Exercise goal
Omit all pictures and give the records below again exactly as written.

Dataset rows
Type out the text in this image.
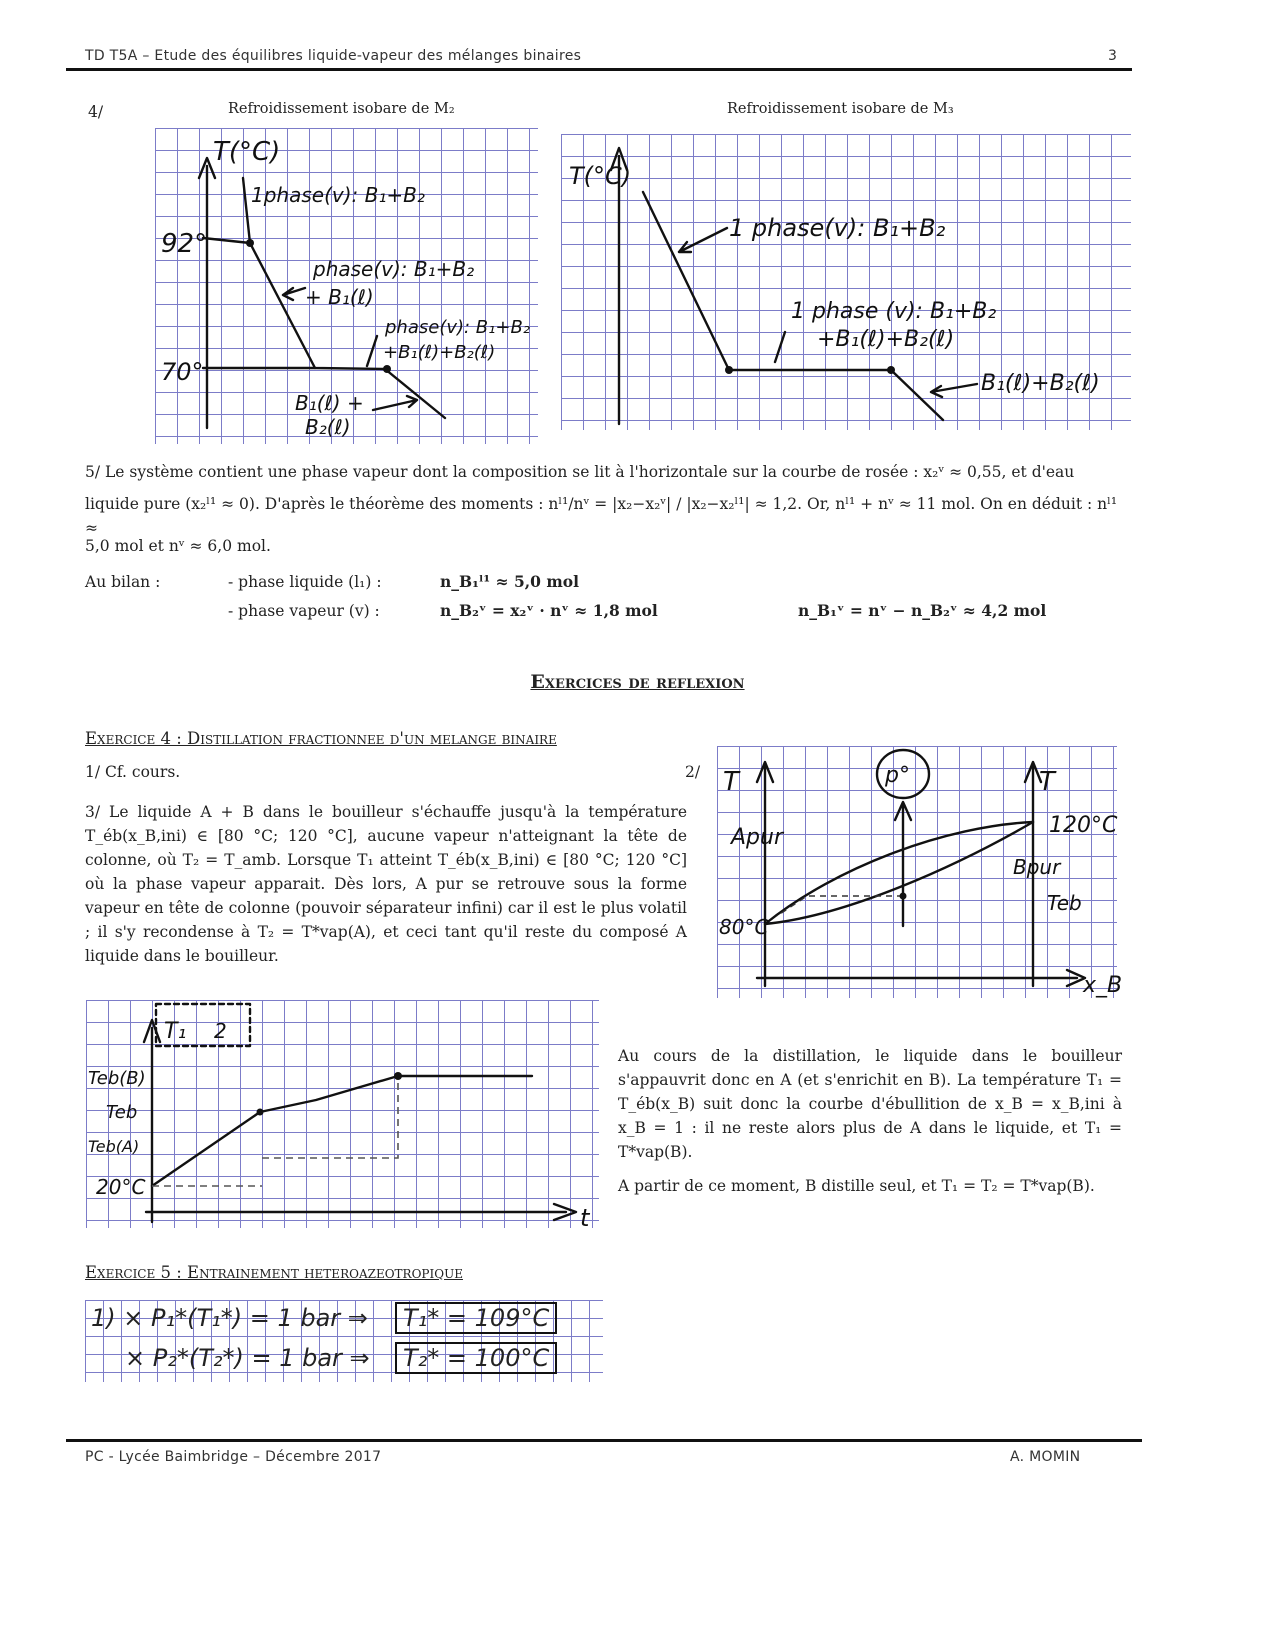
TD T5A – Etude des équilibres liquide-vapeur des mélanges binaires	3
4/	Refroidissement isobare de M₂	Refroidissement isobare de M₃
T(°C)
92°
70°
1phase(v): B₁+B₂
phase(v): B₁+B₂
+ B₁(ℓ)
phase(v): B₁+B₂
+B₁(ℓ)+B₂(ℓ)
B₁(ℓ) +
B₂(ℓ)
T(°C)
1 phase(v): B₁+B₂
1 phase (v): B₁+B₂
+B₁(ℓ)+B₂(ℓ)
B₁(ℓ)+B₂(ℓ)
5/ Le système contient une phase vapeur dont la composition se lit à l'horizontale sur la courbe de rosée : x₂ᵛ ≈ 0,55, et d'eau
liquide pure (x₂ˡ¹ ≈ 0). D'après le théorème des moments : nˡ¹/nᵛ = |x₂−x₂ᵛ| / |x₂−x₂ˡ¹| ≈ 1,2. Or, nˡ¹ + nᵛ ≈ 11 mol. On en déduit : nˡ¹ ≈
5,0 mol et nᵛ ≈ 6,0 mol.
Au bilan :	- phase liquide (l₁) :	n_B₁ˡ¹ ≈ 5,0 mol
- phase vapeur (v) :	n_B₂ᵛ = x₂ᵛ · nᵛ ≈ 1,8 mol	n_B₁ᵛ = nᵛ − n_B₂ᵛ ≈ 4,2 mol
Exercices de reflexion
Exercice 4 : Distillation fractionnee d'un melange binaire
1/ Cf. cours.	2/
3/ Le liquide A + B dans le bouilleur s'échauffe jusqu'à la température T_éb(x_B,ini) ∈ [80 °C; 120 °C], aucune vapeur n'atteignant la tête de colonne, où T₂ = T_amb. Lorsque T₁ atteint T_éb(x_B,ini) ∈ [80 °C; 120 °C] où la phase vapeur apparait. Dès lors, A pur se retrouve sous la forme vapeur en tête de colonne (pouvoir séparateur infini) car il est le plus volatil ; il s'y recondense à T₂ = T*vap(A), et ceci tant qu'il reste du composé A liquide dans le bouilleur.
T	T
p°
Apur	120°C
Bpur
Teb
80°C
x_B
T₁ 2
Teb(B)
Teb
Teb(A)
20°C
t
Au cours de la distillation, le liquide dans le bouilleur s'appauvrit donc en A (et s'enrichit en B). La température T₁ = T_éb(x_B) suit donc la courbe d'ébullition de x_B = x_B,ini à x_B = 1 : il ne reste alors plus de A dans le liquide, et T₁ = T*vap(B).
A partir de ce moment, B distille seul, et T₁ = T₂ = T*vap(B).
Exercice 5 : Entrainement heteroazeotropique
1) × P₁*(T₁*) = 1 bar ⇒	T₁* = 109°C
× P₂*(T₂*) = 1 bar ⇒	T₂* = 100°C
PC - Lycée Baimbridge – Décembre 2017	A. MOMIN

Answer to the problem
Type out the text in this image.
TD T5A – Etude des équilibres liquide-vapeur des mélanges binaires	3
4/	Refroidissement isobare de M₂	Refroidissement isobare de M₃
T(°C)
92°
70°
1phase(v): B₁+B₂
phase(v): B₁+B₂
+ B₁(ℓ)
phase(v): B₁+B₂
+B₁(ℓ)+B₂(ℓ)
B₁(ℓ) +
B₂(ℓ)
T(°C)
1 phase(v): B₁+B₂
1 phase (v): B₁+B₂
+B₁(ℓ)+B₂(ℓ)
B₁(ℓ)+B₂(ℓ)
5/ Le système contient une phase vapeur dont la composition se lit à l'horizontale sur la courbe de rosée : x₂ᵛ ≈ 0,55, et d'eau
liquide pure (x₂ˡ¹ ≈ 0). D'après le théorème des moments : nˡ¹/nᵛ = |x₂−x₂ᵛ| / |x₂−x₂ˡ¹| ≈ 1,2. Or, nˡ¹ + nᵛ ≈ 11 mol. On en déduit : nˡ¹ ≈
5,0 mol et nᵛ ≈ 6,0 mol.
Au bilan :	- phase liquide (l₁) :	n_B₁ˡ¹ ≈ 5,0 mol
- phase vapeur (v) :	n_B₂ᵛ = x₂ᵛ · nᵛ ≈ 1,8 mol	n_B₁ᵛ = nᵛ − n_B₂ᵛ ≈ 4,2 mol
Exercices de reflexion
Exercice 4 : Distillation fractionnee d'un melange binaire
1/ Cf. cours.	2/
3/ Le liquide A + B dans le bouilleur s'échauffe jusqu'à la température T_éb(x_B,ini) ∈ [80 °C; 120 °C], aucune vapeur n'atteignant la tête de colonne, où T₂ = T_amb. Lorsque T₁ atteint T_éb(x_B,ini) ∈ [80 °C; 120 °C] où la phase vapeur apparait. Dès lors, A pur se retrouve sous la forme vapeur en tête de colonne (pouvoir séparateur infini) car il est le plus volatil ; il s'y recondense à T₂ = T*vap(A), et ceci tant qu'il reste du composé A liquide dans le bouilleur.
T	T
p°
Apur	120°C
Bpur
Teb
80°C
x_B
T₁ 2
Teb(B)
Teb
Teb(A)
20°C
t
Au cours de la distillation, le liquide dans le bouilleur s'appauvrit donc en A (et s'enrichit en B). La température T₁ = T_éb(x_B) suit donc la courbe d'ébullition de x_B = x_B,ini à x_B = 1 : il ne reste alors plus de A dans le liquide, et T₁ = T*vap(B).
A partir de ce moment, B distille seul, et T₁ = T₂ = T*vap(B).
Exercice 5 : Entrainement heteroazeotropique
1) × P₁*(T₁*) = 1 bar ⇒	T₁* = 109°C
× P₂*(T₂*) = 1 bar ⇒	T₂* = 100°C
PC - Lycée Baimbridge – Décembre 2017	A. MOMIN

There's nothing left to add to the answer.